Dataset entries on figures:
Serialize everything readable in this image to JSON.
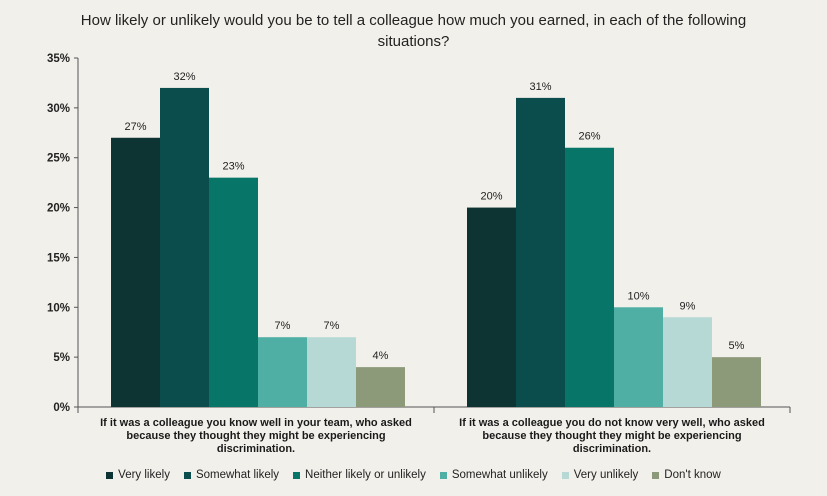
{
  "chart_data": {
    "type": "bar",
    "title": "How likely or unlikely would you be to tell a colleague how much you earned, in each of the following situations?",
    "categories": [
      "If it was a colleague you know well in your team, who asked because they thought they might be experiencing discrimination.",
      "If it was a colleague you do not know very well, who asked because they thought they might be experiencing discrimination."
    ],
    "series": [
      {
        "name": "Very likely",
        "color": "#0d3333",
        "values": [
          27,
          20
        ]
      },
      {
        "name": "Somewhat likely",
        "color": "#0b4d4d",
        "values": [
          32,
          31
        ]
      },
      {
        "name": "Neither likely or unlikely",
        "color": "#077568",
        "values": [
          23,
          26
        ]
      },
      {
        "name": "Somewhat unlikely",
        "color": "#4fafa5",
        "values": [
          7,
          10
        ]
      },
      {
        "name": "Very unlikely",
        "color": "#b7d9d6",
        "values": [
          7,
          9
        ]
      },
      {
        "name": "Don't know",
        "color": "#8d9a7a",
        "values": [
          4,
          5
        ]
      }
    ],
    "data_labels": [
      [
        "27%",
        "32%",
        "23%",
        "7%",
        "7%",
        "4%"
      ],
      [
        "20%",
        "31%",
        "26%",
        "10%",
        "9%",
        "5%"
      ]
    ],
    "ylim": [
      0,
      35
    ],
    "yticks": [
      "0%",
      "5%",
      "10%",
      "15%",
      "20%",
      "25%",
      "30%",
      "35%"
    ],
    "grid": false,
    "legend_position": "bottom",
    "xlabel": "",
    "ylabel": ""
  }
}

• Given request: Copy all of the entries verbatim, leaving out any pictures they contain.

• Result:
Serialize everything readable in this image to JSON.
{
  "chart_data": {
    "type": "bar",
    "title": "How likely or unlikely would you be to tell a colleague how much you earned, in each of the following situations?",
    "categories": [
      "If it was a colleague you know well in your team, who asked because they thought they might be experiencing discrimination.",
      "If it was a colleague you do not know very well, who asked because they thought they might be experiencing discrimination."
    ],
    "series": [
      {
        "name": "Very likely",
        "color": "#0d3333",
        "values": [
          27,
          20
        ]
      },
      {
        "name": "Somewhat likely",
        "color": "#0b4d4d",
        "values": [
          32,
          31
        ]
      },
      {
        "name": "Neither likely or unlikely",
        "color": "#077568",
        "values": [
          23,
          26
        ]
      },
      {
        "name": "Somewhat unlikely",
        "color": "#4fafa5",
        "values": [
          7,
          10
        ]
      },
      {
        "name": "Very unlikely",
        "color": "#b7d9d6",
        "values": [
          7,
          9
        ]
      },
      {
        "name": "Don't know",
        "color": "#8d9a7a",
        "values": [
          4,
          5
        ]
      }
    ],
    "data_labels": [
      [
        "27%",
        "32%",
        "23%",
        "7%",
        "7%",
        "4%"
      ],
      [
        "20%",
        "31%",
        "26%",
        "10%",
        "9%",
        "5%"
      ]
    ],
    "ylim": [
      0,
      35
    ],
    "yticks": [
      "0%",
      "5%",
      "10%",
      "15%",
      "20%",
      "25%",
      "30%",
      "35%"
    ],
    "grid": false,
    "legend_position": "bottom",
    "xlabel": "",
    "ylabel": ""
  }
}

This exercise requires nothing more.